start

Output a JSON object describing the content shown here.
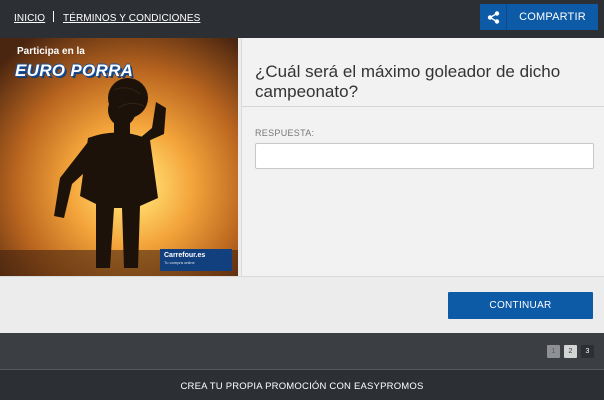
{
  "nav": {
    "home": "INICIO",
    "terms": "TÉRMINOS Y CONDICIONES"
  },
  "share": {
    "label": "COMPARTIR",
    "icon": "share-icon"
  },
  "promo": {
    "kicker": "Participa en la",
    "title": "EURO PORRA",
    "logo_name": "Carrefour.es",
    "logo_tag": "Tu compra online"
  },
  "question": {
    "text": "¿Cuál será el máximo goleador de dicho campeonato?",
    "answer_label": "RESPUESTA:",
    "answer_value": "",
    "answer_placeholder": ""
  },
  "actions": {
    "continue_label": "CONTINUAR"
  },
  "pagination": {
    "pages": [
      "1",
      "2",
      "3"
    ],
    "current": "3"
  },
  "footer": {
    "text": "CREA TU PROPIA PROMOCIÓN CON EASYPROMOS"
  },
  "colors": {
    "primary": "#0d5aa7",
    "topbar": "#2c2f34",
    "panel": "#f2f2f2"
  }
}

end

Copy the records exactly as they appear, excluding images.

— Answer for the task —
Output a JSON object describing the content shown here.
{
  "nav": {
    "home": "INICIO",
    "terms": "TÉRMINOS Y CONDICIONES"
  },
  "share": {
    "label": "COMPARTIR",
    "icon": "share-icon"
  },
  "promo": {
    "kicker": "Participa en la",
    "title": "EURO PORRA",
    "logo_name": "Carrefour.es",
    "logo_tag": "Tu compra online"
  },
  "question": {
    "text": "¿Cuál será el máximo goleador de dicho campeonato?",
    "answer_label": "RESPUESTA:",
    "answer_value": "",
    "answer_placeholder": ""
  },
  "actions": {
    "continue_label": "CONTINUAR"
  },
  "pagination": {
    "pages": [
      "1",
      "2",
      "3"
    ],
    "current": "3"
  },
  "footer": {
    "text": "CREA TU PROPIA PROMOCIÓN CON EASYPROMOS"
  },
  "colors": {
    "primary": "#0d5aa7",
    "topbar": "#2c2f34",
    "panel": "#f2f2f2"
  }
}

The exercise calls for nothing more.